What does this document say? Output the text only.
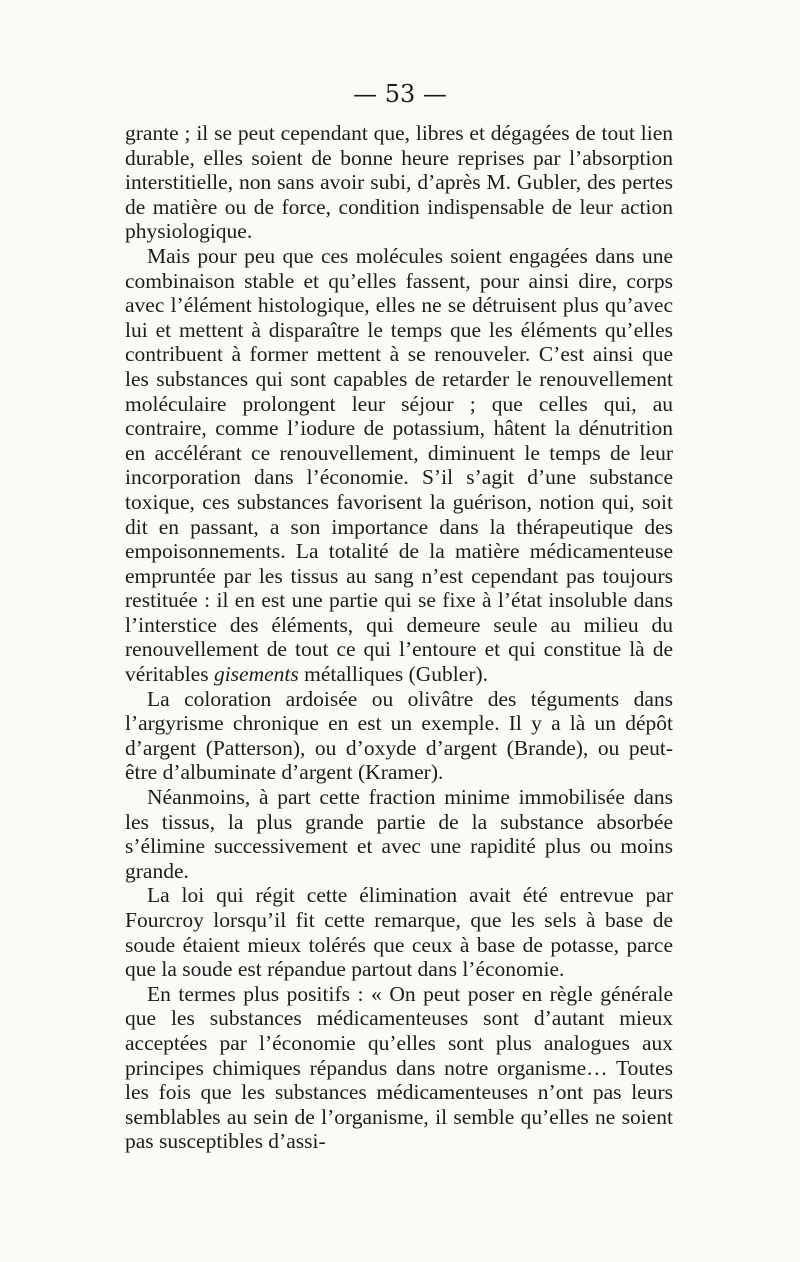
— 53 —

grante ; il se peut cependant que, libres et dégagées de tout lien durable, elles soient de bonne heure reprises par l’absorption interstitielle, non sans avoir subi, d’après M. Gubler, des pertes de matière ou de force, condition indispensable de leur action physiologique.

Mais pour peu que ces molécules soient engagées dans une combinaison stable et qu’elles fassent, pour ainsi dire, corps avec l’élément histologique, elles ne se détruisent plus qu’avec lui et mettent à disparaître le temps que les éléments qu’elles contribuent à former mettent à se renouveler. C’est ainsi que les substances qui sont capables de retarder le renouvellement moléculaire prolongent leur séjour ; que celles qui, au contraire, comme l’iodure de potassium, hâtent la dénutrition en accélérant ce renouvellement, diminuent le temps de leur incorporation dans l’économie. S’il s’agit d’une substance toxique, ces substances favorisent la guérison, notion qui, soit dit en passant, a son importance dans la thérapeutique des empoisonnements. La totalité de la matière médicamenteuse empruntée par les tissus au sang n’est cependant pas toujours restituée : il en est une partie qui se fixe à l’état insoluble dans l’interstice des éléments, qui demeure seule au milieu du renouvellement de tout ce qui l’entoure et qui constitue là de véritables gisements métalliques (Gubler).

La coloration ardoisée ou olivâtre des téguments dans l’argyrisme chronique en est un exemple. Il y a là un dépôt d’argent (Patterson), ou d’oxyde d’argent (Brande), ou peut-être d’albuminate d’argent (Kramer).

Néanmoins, à part cette fraction minime immobilisée dans les tissus, la plus grande partie de la substance absorbée s’élimine successivement et avec une rapidité plus ou moins grande.

La loi qui régit cette élimination avait été entrevue par Fourcroy lorsqu’il fit cette remarque, que les sels à base de soude étaient mieux tolérés que ceux à base de potasse, parce que la soude est répandue partout dans l’économie.

En termes plus positifs : « On peut poser en règle générale que les substances médicamenteuses sont d’autant mieux acceptées par l’économie qu’elles sont plus analogues aux principes chimiques répandus dans notre organisme… Toutes les fois que les substances médicamenteuses n’ont pas leurs semblables au sein de l’organisme, il semble qu’elles ne soient pas susceptibles d’assi-
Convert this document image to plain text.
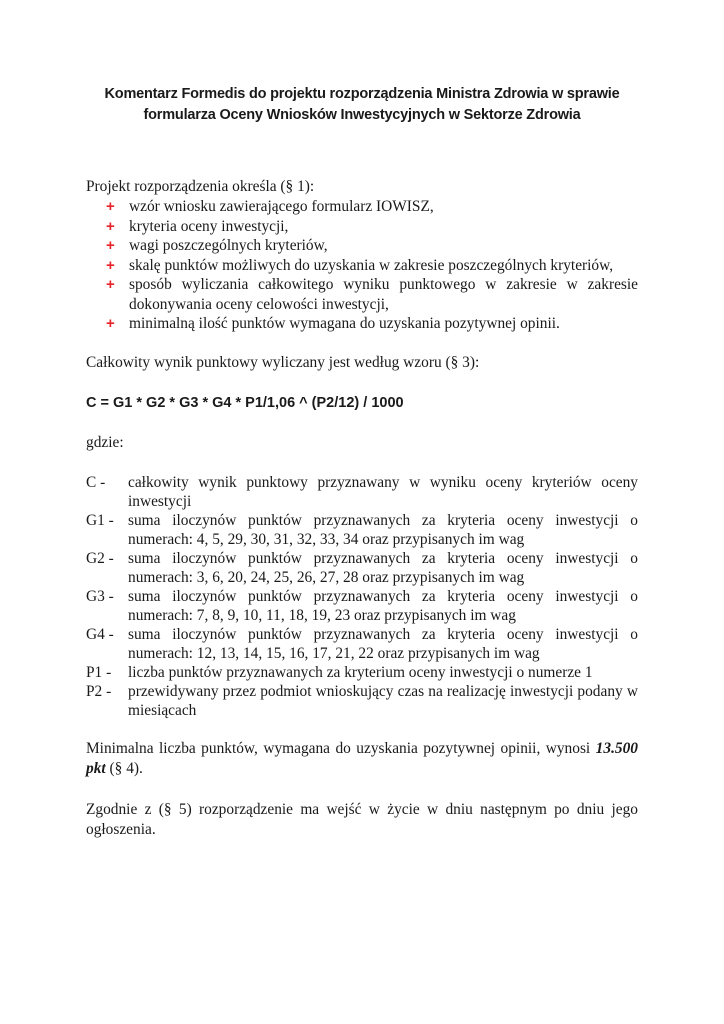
Komentarz Formedis do projektu rozporządzenia Ministra Zdrowia w sprawie
formularza Oceny Wniosków Inwestycyjnych w Sektorze Zdrowia

Projekt rozporządzenia określa (§ 1):

+ wzór wniosku zawierającego formularz IOWISZ,
+ kryteria oceny inwestycji,
+ wagi poszczególnych kryteriów,
+ skalę punktów możliwych do uzyskania w zakresie poszczególnych kryteriów,
+ sposób wyliczania całkowitego wyniku punktowego w zakresie w zakresie dokonywania oceny celowości inwestycji,
+ minimalną ilość punktów wymagana do uzyskania pozytywnej opinii.

Całkowity wynik punktowy wyliczany jest według wzoru (§ 3):

C = G1 * G2 * G3 * G4 * P1/1,06 ^ (P2/12) / 1000

gdzie:

C -	całkowity wynik punktowy przyznawany w wyniku oceny kryteriów oceny inwestycji
G1 - suma iloczynów punktów przyznawanych za kryteria oceny inwestycji o numerach: 4, 5, 29, 30, 31, 32, 33, 34 oraz przypisanych im wag
G2 - suma iloczynów punktów przyznawanych za kryteria oceny inwestycji o numerach: 3, 6, 20, 24, 25, 26, 27, 28 oraz przypisanych im wag
G3 - suma iloczynów punktów przyznawanych za kryteria oceny inwestycji o numerach: 7, 8, 9, 10, 11, 18, 19, 23 oraz przypisanych im wag
G4 - suma iloczynów punktów przyznawanych za kryteria oceny inwestycji o numerach: 12, 13, 14, 15, 16, 17, 21, 22 oraz przypisanych im wag
P1 -	liczba punktów przyznawanych za kryterium oceny inwestycji o numerze 1
P2 -	przewidywany przez podmiot wnioskujący czas na realizację inwestycji podany w miesiącach

Minimalna liczba punktów, wymagana do uzyskania pozytywnej opinii, wynosi 13.500 pkt (§ 4).

Zgodnie z (§ 5) rozporządzenie ma wejść w życie w dniu następnym po dniu jego ogłoszenia.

Problem details
Lines containing "suma" are to be counted. State the total and add nothing.

Written solution
4